## How to complete this task
Read through the entries below and return each line with the word "Hand".

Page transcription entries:
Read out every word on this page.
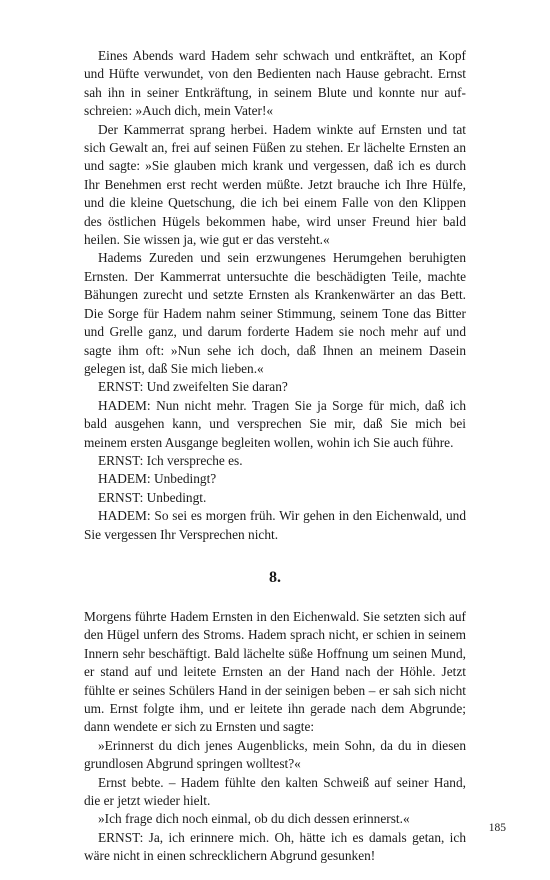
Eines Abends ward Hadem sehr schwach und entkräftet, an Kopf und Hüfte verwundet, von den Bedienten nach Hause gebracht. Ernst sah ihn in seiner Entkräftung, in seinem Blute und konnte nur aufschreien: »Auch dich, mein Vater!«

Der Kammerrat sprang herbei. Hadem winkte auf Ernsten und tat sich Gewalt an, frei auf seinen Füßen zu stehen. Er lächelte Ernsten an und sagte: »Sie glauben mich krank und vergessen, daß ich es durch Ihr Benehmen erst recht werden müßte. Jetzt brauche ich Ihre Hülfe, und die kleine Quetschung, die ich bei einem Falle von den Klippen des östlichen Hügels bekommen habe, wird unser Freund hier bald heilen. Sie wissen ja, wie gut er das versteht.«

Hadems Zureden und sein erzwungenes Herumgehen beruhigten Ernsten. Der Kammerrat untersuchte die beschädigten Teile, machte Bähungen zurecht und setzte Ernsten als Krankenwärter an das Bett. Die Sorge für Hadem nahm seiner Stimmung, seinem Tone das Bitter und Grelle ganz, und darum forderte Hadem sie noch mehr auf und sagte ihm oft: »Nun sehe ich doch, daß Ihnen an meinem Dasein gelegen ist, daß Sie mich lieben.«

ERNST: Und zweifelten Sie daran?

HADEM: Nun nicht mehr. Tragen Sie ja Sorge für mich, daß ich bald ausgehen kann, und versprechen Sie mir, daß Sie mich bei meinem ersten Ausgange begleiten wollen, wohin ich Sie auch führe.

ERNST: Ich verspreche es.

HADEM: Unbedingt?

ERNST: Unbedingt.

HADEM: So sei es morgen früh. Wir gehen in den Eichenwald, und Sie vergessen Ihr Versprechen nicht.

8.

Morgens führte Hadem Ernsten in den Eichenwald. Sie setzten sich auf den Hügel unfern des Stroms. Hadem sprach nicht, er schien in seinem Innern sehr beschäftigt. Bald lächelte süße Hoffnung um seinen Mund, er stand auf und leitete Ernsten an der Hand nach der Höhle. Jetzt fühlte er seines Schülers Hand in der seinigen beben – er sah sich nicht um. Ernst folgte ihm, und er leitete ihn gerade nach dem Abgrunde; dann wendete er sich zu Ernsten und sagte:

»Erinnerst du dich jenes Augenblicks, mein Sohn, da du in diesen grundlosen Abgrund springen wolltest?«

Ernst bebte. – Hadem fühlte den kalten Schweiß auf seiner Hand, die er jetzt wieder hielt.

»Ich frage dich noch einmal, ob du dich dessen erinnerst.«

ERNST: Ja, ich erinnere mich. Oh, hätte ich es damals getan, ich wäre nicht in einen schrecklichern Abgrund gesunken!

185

## Answer to the exercise
Morgens führte Hadem Ernsten in den Eichenwald. Sie setzten sich auf den Hügel unfern des Stroms. Hadem sprach nicht, er schien in seinem Innern sehr beschäftigt. Bald lächelte süße Hoffnung um seinen Mund, er stand auf und leitete Ernsten an der Hand nach der Höhle. Jetzt fühlte er seines Schülers Hand in der seinigen beben – er sah sich nicht um. Ernst folgte ihm, und er leitete ihn gerade nach dem Abgrunde; dann wendete er sich zu Ernsten und sagte:
Ernst bebte. – Hadem fühlte den kalten Schweiß auf seiner Hand, die er jetzt wieder hielt.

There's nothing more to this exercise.